--- begin ---

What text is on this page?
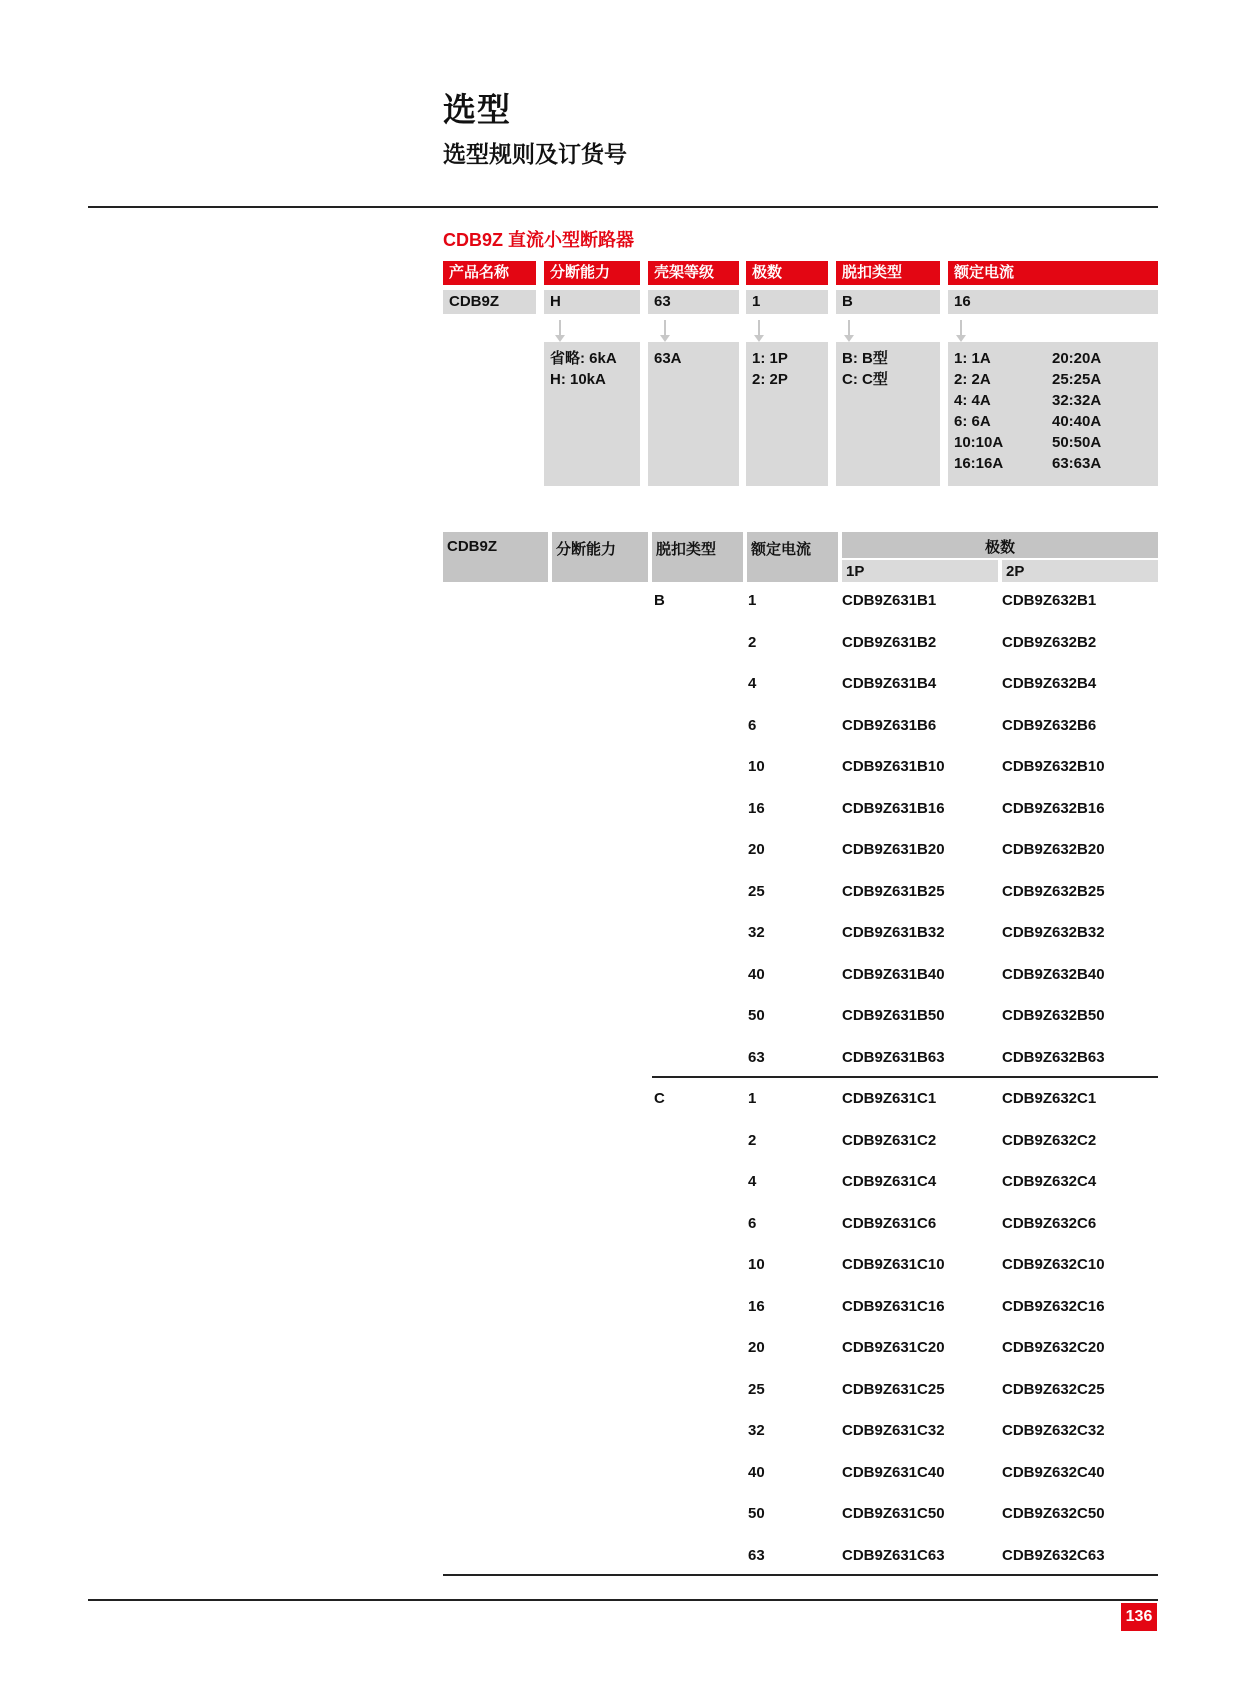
选型
选型规则及订货号
CDB9Z 直流小型断路器
产品名称	分断能力	壳架等级	极数	脱扣类型	额定电流
CDB9Z	H	63	1	B	16
省略: 6kA
H: 10kA
63A	1: 1P
2: 2P
B: B型
C: C型

1: 1A
2: 2A
4: 4A
6: 6A
10:10A
16:16A

20:20A
25:25A
32:32A
40:40A
50:50A
63:63A

CDB9Z	分断能力	脱扣类型	额定电流	极数
1P	2P
B	1	CDB9Z631B1	CDB9Z632B1
2	CDB9Z631B2	CDB9Z632B2
4	CDB9Z631B4	CDB9Z632B4
6	CDB9Z631B6	CDB9Z632B6
10	CDB9Z631B10	CDB9Z632B10
16	CDB9Z631B16	CDB9Z632B16
20	CDB9Z631B20	CDB9Z632B20
25	CDB9Z631B25	CDB9Z632B25
32	CDB9Z631B32	CDB9Z632B32
40	CDB9Z631B40	CDB9Z632B40
50	CDB9Z631B50	CDB9Z632B50
63	CDB9Z631B63	CDB9Z632B63
C	1	CDB9Z631C1	CDB9Z632C1
2	CDB9Z631C2	CDB9Z632C2
4	CDB9Z631C4	CDB9Z632C4
6	CDB9Z631C6	CDB9Z632C6
10	CDB9Z631C10	CDB9Z632C10
16	CDB9Z631C16	CDB9Z632C16
20	CDB9Z631C20	CDB9Z632C20
25	CDB9Z631C25	CDB9Z632C25
32	CDB9Z631C32	CDB9Z632C32
40	CDB9Z631C40	CDB9Z632C40
50	CDB9Z631C50	CDB9Z632C50
63	CDB9Z631C63	CDB9Z632C63
136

--- end ---

▶ PROBLEM DETAILS: Output the records above exactly; leave out the pictures.

▶ ANSWER:
What text is on this page?
选型
选型规则及订货号
CDB9Z 直流小型断路器
产品名称	分断能力	壳架等级	极数	脱扣类型	额定电流
CDB9Z	H	63	1	B	16
省略: 6kA
H: 10kA
63A	1: 1P
2: 2P
B: B型
C: C型

1: 1A
2: 2A
4: 4A
6: 6A
10:10A
16:16A

20:20A
25:25A
32:32A
40:40A
50:50A
63:63A

CDB9Z	分断能力	脱扣类型	额定电流	极数
1P	2P
B	1	CDB9Z631B1	CDB9Z632B1
2	CDB9Z631B2	CDB9Z632B2
4	CDB9Z631B4	CDB9Z632B4
6	CDB9Z631B6	CDB9Z632B6
10	CDB9Z631B10	CDB9Z632B10
16	CDB9Z631B16	CDB9Z632B16
20	CDB9Z631B20	CDB9Z632B20
25	CDB9Z631B25	CDB9Z632B25
32	CDB9Z631B32	CDB9Z632B32
40	CDB9Z631B40	CDB9Z632B40
50	CDB9Z631B50	CDB9Z632B50
63	CDB9Z631B63	CDB9Z632B63
C	1	CDB9Z631C1	CDB9Z632C1
2	CDB9Z631C2	CDB9Z632C2
4	CDB9Z631C4	CDB9Z632C4
6	CDB9Z631C6	CDB9Z632C6
10	CDB9Z631C10	CDB9Z632C10
16	CDB9Z631C16	CDB9Z632C16
20	CDB9Z631C20	CDB9Z632C20
25	CDB9Z631C25	CDB9Z632C25
32	CDB9Z631C32	CDB9Z632C32
40	CDB9Z631C40	CDB9Z632C40
50	CDB9Z631C50	CDB9Z632C50
63	CDB9Z631C63	CDB9Z632C63
136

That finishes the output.